------ Recorded data ------

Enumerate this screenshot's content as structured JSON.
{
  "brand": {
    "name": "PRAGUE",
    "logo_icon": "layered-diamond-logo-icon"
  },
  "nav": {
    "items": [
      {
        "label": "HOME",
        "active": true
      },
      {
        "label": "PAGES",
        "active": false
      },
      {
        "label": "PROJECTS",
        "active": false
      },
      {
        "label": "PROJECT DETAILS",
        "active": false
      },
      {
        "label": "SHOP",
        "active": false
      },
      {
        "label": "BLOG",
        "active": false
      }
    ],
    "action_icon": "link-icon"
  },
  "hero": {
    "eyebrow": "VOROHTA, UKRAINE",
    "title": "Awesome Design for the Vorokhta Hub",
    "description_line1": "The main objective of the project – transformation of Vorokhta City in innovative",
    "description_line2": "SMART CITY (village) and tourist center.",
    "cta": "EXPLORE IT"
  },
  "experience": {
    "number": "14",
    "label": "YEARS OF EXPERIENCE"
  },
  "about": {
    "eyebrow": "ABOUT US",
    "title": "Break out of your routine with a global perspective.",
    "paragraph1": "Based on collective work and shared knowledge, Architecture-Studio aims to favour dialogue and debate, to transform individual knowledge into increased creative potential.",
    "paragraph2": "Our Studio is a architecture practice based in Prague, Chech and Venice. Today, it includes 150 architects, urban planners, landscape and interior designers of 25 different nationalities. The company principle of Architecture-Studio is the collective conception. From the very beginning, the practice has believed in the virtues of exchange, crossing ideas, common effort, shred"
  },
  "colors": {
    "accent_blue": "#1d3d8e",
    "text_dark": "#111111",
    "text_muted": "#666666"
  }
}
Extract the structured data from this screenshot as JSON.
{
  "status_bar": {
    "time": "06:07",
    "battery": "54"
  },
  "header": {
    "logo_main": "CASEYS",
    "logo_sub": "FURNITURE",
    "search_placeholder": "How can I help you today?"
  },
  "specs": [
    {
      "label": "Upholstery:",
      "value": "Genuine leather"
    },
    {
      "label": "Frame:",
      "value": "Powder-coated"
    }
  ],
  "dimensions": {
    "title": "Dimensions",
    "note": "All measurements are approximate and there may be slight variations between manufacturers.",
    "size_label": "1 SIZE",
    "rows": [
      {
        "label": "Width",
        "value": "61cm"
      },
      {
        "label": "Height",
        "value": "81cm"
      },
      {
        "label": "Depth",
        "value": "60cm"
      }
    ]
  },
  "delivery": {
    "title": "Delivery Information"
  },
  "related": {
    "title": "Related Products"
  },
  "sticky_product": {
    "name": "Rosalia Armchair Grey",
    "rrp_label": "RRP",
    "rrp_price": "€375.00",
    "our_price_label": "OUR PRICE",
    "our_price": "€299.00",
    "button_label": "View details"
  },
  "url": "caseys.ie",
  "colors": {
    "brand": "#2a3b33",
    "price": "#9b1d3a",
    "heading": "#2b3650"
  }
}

------

Report how many lines in the data contain the word "JSON", with no words besides the number.

**Solution:**
2